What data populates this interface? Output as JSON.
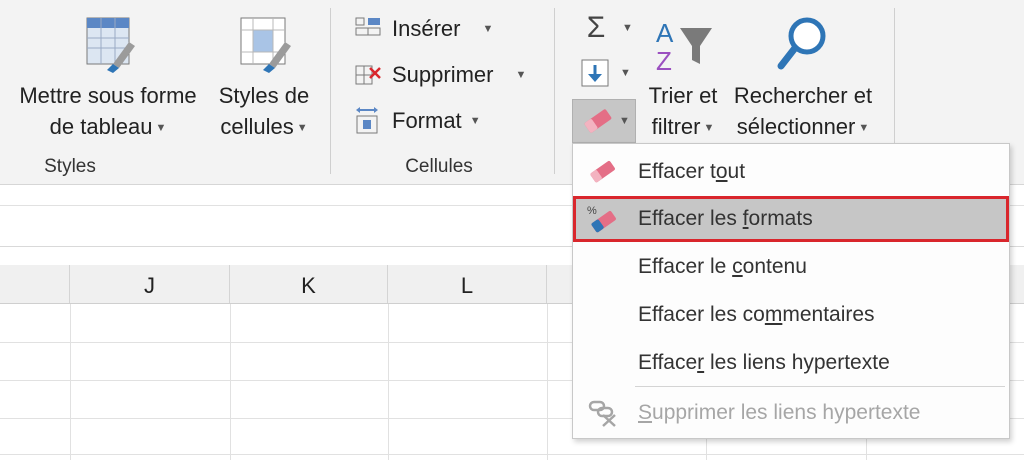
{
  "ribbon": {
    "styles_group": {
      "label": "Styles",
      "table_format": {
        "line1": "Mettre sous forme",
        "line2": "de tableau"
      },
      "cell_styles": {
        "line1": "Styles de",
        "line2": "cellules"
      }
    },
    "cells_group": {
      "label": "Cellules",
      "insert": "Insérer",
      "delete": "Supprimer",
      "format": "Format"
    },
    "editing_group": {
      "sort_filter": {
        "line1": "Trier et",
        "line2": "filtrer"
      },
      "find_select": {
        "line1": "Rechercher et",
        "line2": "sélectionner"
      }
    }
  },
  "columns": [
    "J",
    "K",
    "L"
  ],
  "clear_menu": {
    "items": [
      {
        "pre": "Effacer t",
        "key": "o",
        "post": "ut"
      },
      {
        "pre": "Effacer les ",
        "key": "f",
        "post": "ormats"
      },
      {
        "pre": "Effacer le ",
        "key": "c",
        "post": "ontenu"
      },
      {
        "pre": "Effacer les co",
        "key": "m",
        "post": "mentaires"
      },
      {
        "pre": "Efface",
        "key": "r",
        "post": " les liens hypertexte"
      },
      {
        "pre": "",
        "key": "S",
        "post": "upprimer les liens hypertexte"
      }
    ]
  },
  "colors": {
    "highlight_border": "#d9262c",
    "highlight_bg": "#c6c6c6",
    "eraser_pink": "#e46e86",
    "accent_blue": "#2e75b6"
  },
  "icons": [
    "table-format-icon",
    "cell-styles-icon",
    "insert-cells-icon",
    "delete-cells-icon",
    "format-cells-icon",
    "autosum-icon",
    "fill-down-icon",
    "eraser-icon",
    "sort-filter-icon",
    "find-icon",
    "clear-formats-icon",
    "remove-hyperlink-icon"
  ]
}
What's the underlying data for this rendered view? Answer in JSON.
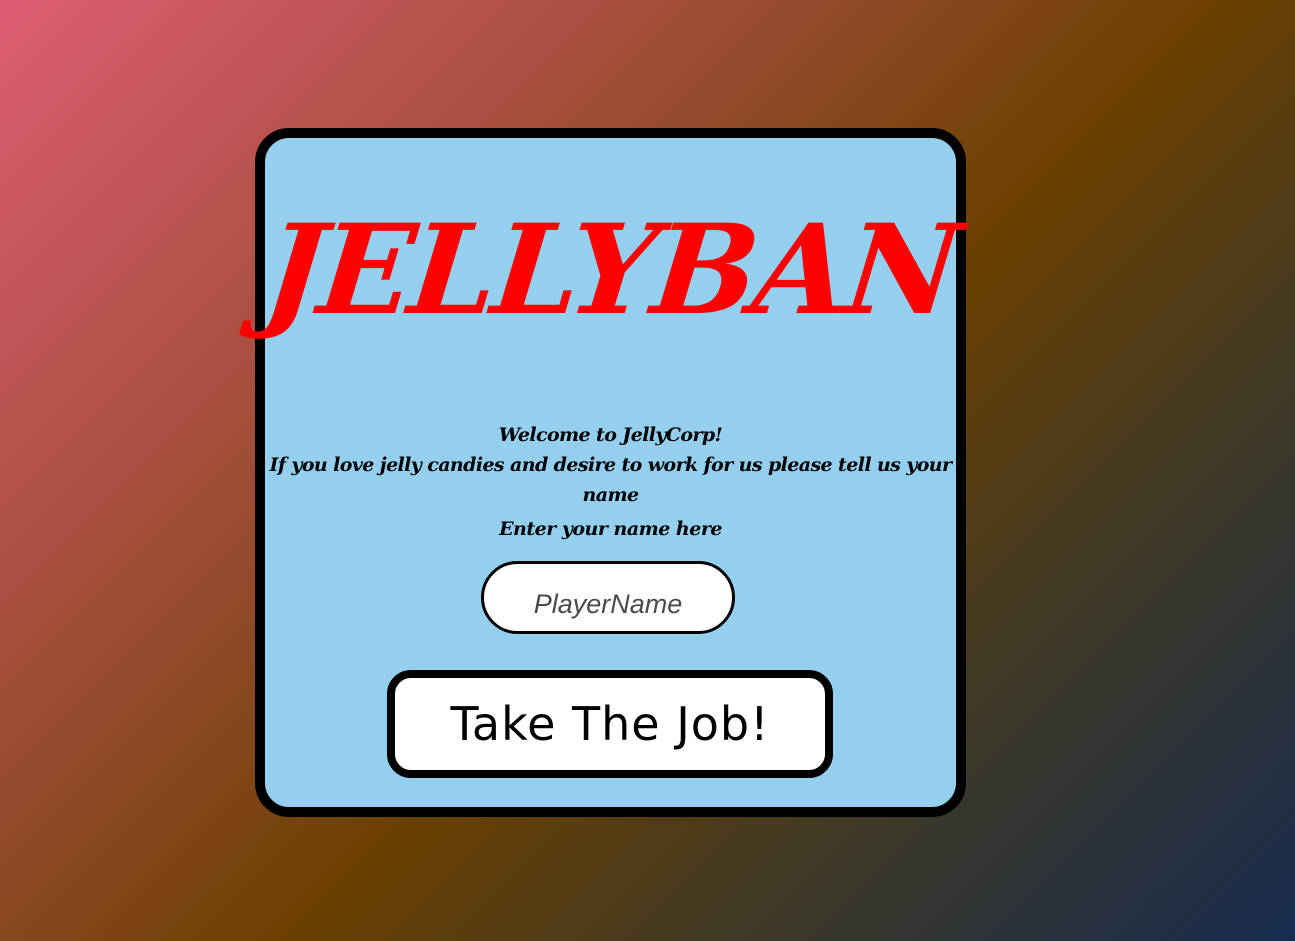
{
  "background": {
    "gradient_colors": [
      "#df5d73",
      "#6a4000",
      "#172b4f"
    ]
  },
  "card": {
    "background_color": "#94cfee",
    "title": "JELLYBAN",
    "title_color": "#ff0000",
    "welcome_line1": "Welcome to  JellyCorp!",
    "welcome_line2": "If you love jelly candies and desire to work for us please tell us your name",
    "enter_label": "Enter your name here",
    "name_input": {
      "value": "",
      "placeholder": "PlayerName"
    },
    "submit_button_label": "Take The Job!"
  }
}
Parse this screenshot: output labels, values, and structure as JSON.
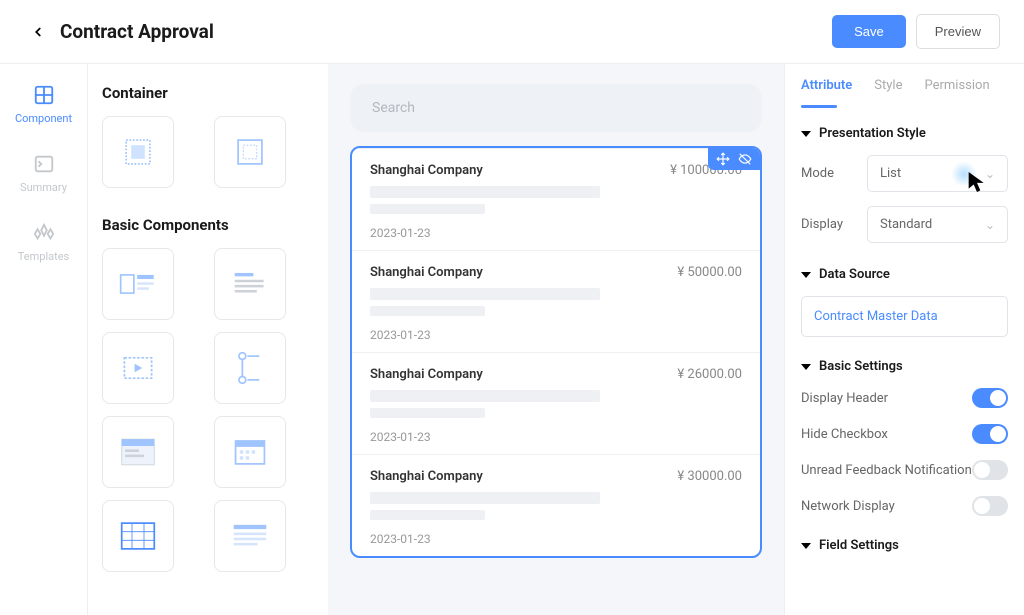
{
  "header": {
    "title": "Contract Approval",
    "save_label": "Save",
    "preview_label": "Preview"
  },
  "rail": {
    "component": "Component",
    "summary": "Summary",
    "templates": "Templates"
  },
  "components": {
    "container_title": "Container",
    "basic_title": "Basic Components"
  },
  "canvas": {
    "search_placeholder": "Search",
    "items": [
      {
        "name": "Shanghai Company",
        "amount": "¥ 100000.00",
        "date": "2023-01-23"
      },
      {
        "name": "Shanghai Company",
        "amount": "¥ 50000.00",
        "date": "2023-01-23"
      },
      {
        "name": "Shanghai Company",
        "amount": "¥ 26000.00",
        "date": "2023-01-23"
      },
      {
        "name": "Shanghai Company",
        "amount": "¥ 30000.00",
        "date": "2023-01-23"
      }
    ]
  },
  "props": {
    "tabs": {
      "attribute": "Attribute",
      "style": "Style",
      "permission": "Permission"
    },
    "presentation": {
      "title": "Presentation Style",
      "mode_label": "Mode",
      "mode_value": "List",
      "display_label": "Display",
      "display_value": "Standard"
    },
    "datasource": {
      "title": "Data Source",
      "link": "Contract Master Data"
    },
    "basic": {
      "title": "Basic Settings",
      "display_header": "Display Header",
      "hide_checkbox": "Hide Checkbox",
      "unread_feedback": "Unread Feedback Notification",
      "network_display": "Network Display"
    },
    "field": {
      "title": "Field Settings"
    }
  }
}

• **Challenge**
All the lines above are to be reproduced exactly, except the pictures.

• **Response**
What data populates this interface? Output as JSON.
{
  "ribbon": {
    "styles_group": {
      "label": "Styles",
      "table_format": {
        "line1": "Mettre sous forme",
        "line2": "de tableau"
      },
      "cell_styles": {
        "line1": "Styles de",
        "line2": "cellules"
      }
    },
    "cells_group": {
      "label": "Cellules",
      "insert": "Insérer",
      "delete": "Supprimer",
      "format": "Format"
    },
    "editing_group": {
      "sort_filter": {
        "line1": "Trier et",
        "line2": "filtrer"
      },
      "find_select": {
        "line1": "Rechercher et",
        "line2": "sélectionner"
      }
    }
  },
  "columns": [
    "J",
    "K",
    "L"
  ],
  "clear_menu": {
    "items": [
      {
        "pre": "Effacer t",
        "key": "o",
        "post": "ut"
      },
      {
        "pre": "Effacer les ",
        "key": "f",
        "post": "ormats"
      },
      {
        "pre": "Effacer le ",
        "key": "c",
        "post": "ontenu"
      },
      {
        "pre": "Effacer les co",
        "key": "m",
        "post": "mentaires"
      },
      {
        "pre": "Efface",
        "key": "r",
        "post": " les liens hypertexte"
      },
      {
        "pre": "",
        "key": "S",
        "post": "upprimer les liens hypertexte"
      }
    ]
  },
  "colors": {
    "highlight_border": "#d9262c",
    "highlight_bg": "#c6c6c6",
    "eraser_pink": "#e46e86",
    "accent_blue": "#2e75b6"
  },
  "icons": [
    "table-format-icon",
    "cell-styles-icon",
    "insert-cells-icon",
    "delete-cells-icon",
    "format-cells-icon",
    "autosum-icon",
    "fill-down-icon",
    "eraser-icon",
    "sort-filter-icon",
    "find-icon",
    "clear-formats-icon",
    "remove-hyperlink-icon"
  ]
}
What's the underlying data for this rendered view? Answer in JSON.
{
  "background": {
    "gradient_colors": [
      "#df5d73",
      "#6a4000",
      "#172b4f"
    ]
  },
  "card": {
    "background_color": "#94cfee",
    "title": "JELLYBAN",
    "title_color": "#ff0000",
    "welcome_line1": "Welcome to  JellyCorp!",
    "welcome_line2": "If you love jelly candies and desire to work for us please tell us your name",
    "enter_label": "Enter your name here",
    "name_input": {
      "value": "",
      "placeholder": "PlayerName"
    },
    "submit_button_label": "Take The Job!"
  }
}
Parse this screenshot: output labels, values, and structure as JSON.
{
  "header": {
    "title": "Contract Approval",
    "save_label": "Save",
    "preview_label": "Preview"
  },
  "rail": {
    "component": "Component",
    "summary": "Summary",
    "templates": "Templates"
  },
  "components": {
    "container_title": "Container",
    "basic_title": "Basic Components"
  },
  "canvas": {
    "search_placeholder": "Search",
    "items": [
      {
        "name": "Shanghai Company",
        "amount": "¥ 100000.00",
        "date": "2023-01-23"
      },
      {
        "name": "Shanghai Company",
        "amount": "¥ 50000.00",
        "date": "2023-01-23"
      },
      {
        "name": "Shanghai Company",
        "amount": "¥ 26000.00",
        "date": "2023-01-23"
      },
      {
        "name": "Shanghai Company",
        "amount": "¥ 30000.00",
        "date": "2023-01-23"
      }
    ]
  },
  "props": {
    "tabs": {
      "attribute": "Attribute",
      "style": "Style",
      "permission": "Permission"
    },
    "presentation": {
      "title": "Presentation Style",
      "mode_label": "Mode",
      "mode_value": "List",
      "display_label": "Display",
      "display_value": "Standard"
    },
    "datasource": {
      "title": "Data Source",
      "link": "Contract Master Data"
    },
    "basic": {
      "title": "Basic Settings",
      "display_header": "Display Header",
      "hide_checkbox": "Hide Checkbox",
      "unread_feedback": "Unread Feedback Notification",
      "network_display": "Network Display"
    },
    "field": {
      "title": "Field Settings"
    }
  }
}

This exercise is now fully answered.